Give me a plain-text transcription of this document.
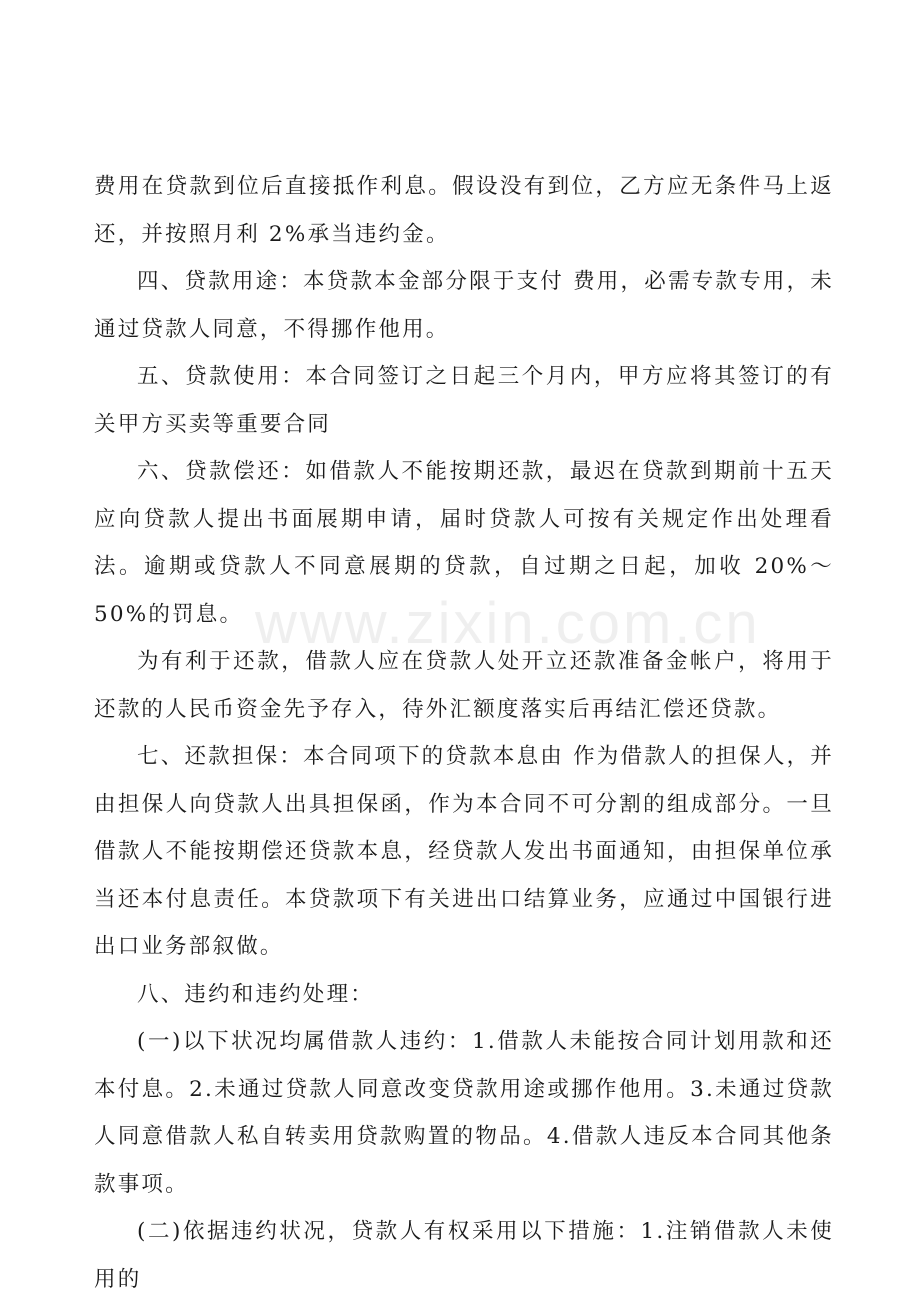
费用在贷款到位后直接抵作利息。假设没有到位，乙方应无条件马上返还，并按照月利 2%承当违约金。

四、贷款用途：本贷款本金部分限于支付 费用，必需专款专用，未通过贷款人同意，不得挪作他用。

五、贷款使用：本合同签订之日起三个月内，甲方应将其签订的有关甲方买卖等重要合同

六、贷款偿还：如借款人不能按期还款，最迟在贷款到期前十五天应向贷款人提出书面展期申请，届时贷款人可按有关规定作出处理看法。逾期或贷款人不同意展期的贷款，自过期之日起，加收 20%～50%的罚息。

为有利于还款，借款人应在贷款人处开立还款准备金帐户，将用于还款的人民币资金先予存入，待外汇额度落实后再结汇偿还贷款。

七、还款担保：本合同项下的贷款本息由 作为借款人的担保人，并由担保人向贷款人出具担保函，作为本合同不可分割的组成部分。一旦借款人不能按期偿还贷款本息，经贷款人发出书面通知，由担保单位承当还本付息责任。本贷款项下有关进出口结算业务，应通过中国银行进出口业务部叙做。

八、违约和违约处理：

(一)以下状况均属借款人违约：1.借款人未能按合同计划用款和还本付息。2.未通过贷款人同意改变贷款用途或挪作他用。3.未通过贷款人同意借款人私自转卖用贷款购置的物品。4.借款人违反本合同其他条款事项。

(二)依据违约状况，贷款人有权采用以下措施：1.注销借款人未使用的

www.zixin.com.cn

**Goal:** Print the whole listing above once more, word for word, without its pictures.

**Answer for the task:**
Give me a plain-text transcription of this document.
费用在贷款到位后直接抵作利息。假设没有到位，乙方应无条件马上返还，并按照月利 2%承当违约金。

四、贷款用途：本贷款本金部分限于支付 费用，必需专款专用，未通过贷款人同意，不得挪作他用。

五、贷款使用：本合同签订之日起三个月内，甲方应将其签订的有关甲方买卖等重要合同

六、贷款偿还：如借款人不能按期还款，最迟在贷款到期前十五天应向贷款人提出书面展期申请，届时贷款人可按有关规定作出处理看法。逾期或贷款人不同意展期的贷款，自过期之日起，加收 20%～50%的罚息。

为有利于还款，借款人应在贷款人处开立还款准备金帐户，将用于还款的人民币资金先予存入，待外汇额度落实后再结汇偿还贷款。

七、还款担保：本合同项下的贷款本息由 作为借款人的担保人，并由担保人向贷款人出具担保函，作为本合同不可分割的组成部分。一旦借款人不能按期偿还贷款本息，经贷款人发出书面通知，由担保单位承当还本付息责任。本贷款项下有关进出口结算业务，应通过中国银行进出口业务部叙做。

八、违约和违约处理：

(一)以下状况均属借款人违约：1.借款人未能按合同计划用款和还本付息。2.未通过贷款人同意改变贷款用途或挪作他用。3.未通过贷款人同意借款人私自转卖用贷款购置的物品。4.借款人违反本合同其他条款事项。

(二)依据违约状况，贷款人有权采用以下措施：1.注销借款人未使用的

www.zixin.com.cn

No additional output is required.